**Data entries**
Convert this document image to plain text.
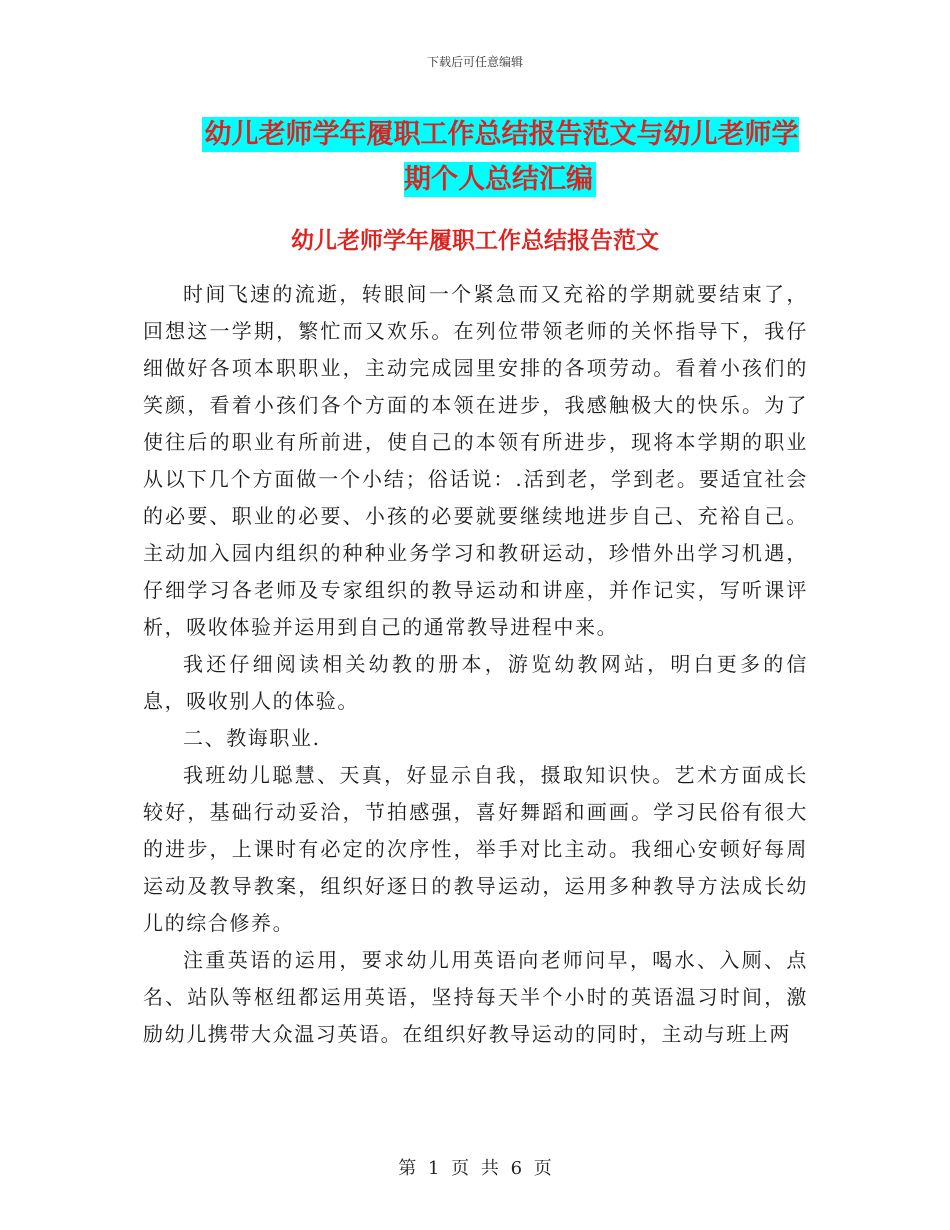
下载后可任意编辑
幼儿老师学年履职工作总结报告范文与幼儿老师学期个人总结汇编
幼儿老师学年履职工作总结报告范文

时间飞速的流逝，转眼间一个紧急而又充裕的学期就要结束了，回想这一学期，繁忙而又欢乐。在列位带领老师的关怀指导下，我仔细做好各项本职职业，主动完成园里安排的各项劳动。看着小孩们的笑颜，看着小孩们各个方面的本领在进步，我感触极大的快乐。为了使往后的职业有所前进，使自己的本领有所进步，现将本学期的职业从以下几个方面做一个小结；俗话说：.活到老，学到老。要适宜社会的必要、职业的必要、小孩的必要就要继续地进步自己、充裕自己。主动加入园内组织的种种业务学习和教研运动，珍惜外出学习机遇，仔细学习各老师及专家组织的教导运动和讲座，并作记实，写听课评析，吸收体验并运用到自己的通常教导进程中来。

我还仔细阅读相关幼教的册本，游览幼教网站，明白更多的信息，吸收别人的体验。

二、教诲职业.

我班幼儿聪慧、天真，好显示自我，摄取知识快。艺术方面成长较好，基础行动妥洽，节拍感强，喜好舞蹈和画画。学习民俗有很大的进步，上课时有必定的次序性，举手对比主动。我细心安顿好每周运动及教导教案，组织好逐日的教导运动，运用多种教导方法成长幼儿的综合修养。

注重英语的运用，要求幼儿用英语向老师问早，喝水、入厕、点名、站队等枢纽都运用英语，坚持每天半个小时的英语温习时间，激励幼儿携带大众温习英语。在组织好教导运动的同时，主动与班上两

第 1 页 共 6 页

**Goal**
Without the pictures, repeat the listing above exactly.

**Written response**
Convert this document image to plain text.
下载后可任意编辑
幼儿老师学年履职工作总结报告范文与幼儿老师学期个人总结汇编
幼儿老师学年履职工作总结报告范文

时间飞速的流逝，转眼间一个紧急而又充裕的学期就要结束了，回想这一学期，繁忙而又欢乐。在列位带领老师的关怀指导下，我仔细做好各项本职职业，主动完成园里安排的各项劳动。看着小孩们的笑颜，看着小孩们各个方面的本领在进步，我感触极大的快乐。为了使往后的职业有所前进，使自己的本领有所进步，现将本学期的职业从以下几个方面做一个小结；俗话说：.活到老，学到老。要适宜社会的必要、职业的必要、小孩的必要就要继续地进步自己、充裕自己。主动加入园内组织的种种业务学习和教研运动，珍惜外出学习机遇，仔细学习各老师及专家组织的教导运动和讲座，并作记实，写听课评析，吸收体验并运用到自己的通常教导进程中来。

我还仔细阅读相关幼教的册本，游览幼教网站，明白更多的信息，吸收别人的体验。

二、教诲职业.

我班幼儿聪慧、天真，好显示自我，摄取知识快。艺术方面成长较好，基础行动妥洽，节拍感强，喜好舞蹈和画画。学习民俗有很大的进步，上课时有必定的次序性，举手对比主动。我细心安顿好每周运动及教导教案，组织好逐日的教导运动，运用多种教导方法成长幼儿的综合修养。

注重英语的运用，要求幼儿用英语向老师问早，喝水、入厕、点名、站队等枢纽都运用英语，坚持每天半个小时的英语温习时间，激励幼儿携带大众温习英语。在组织好教导运动的同时，主动与班上两

第 1 页 共 6 页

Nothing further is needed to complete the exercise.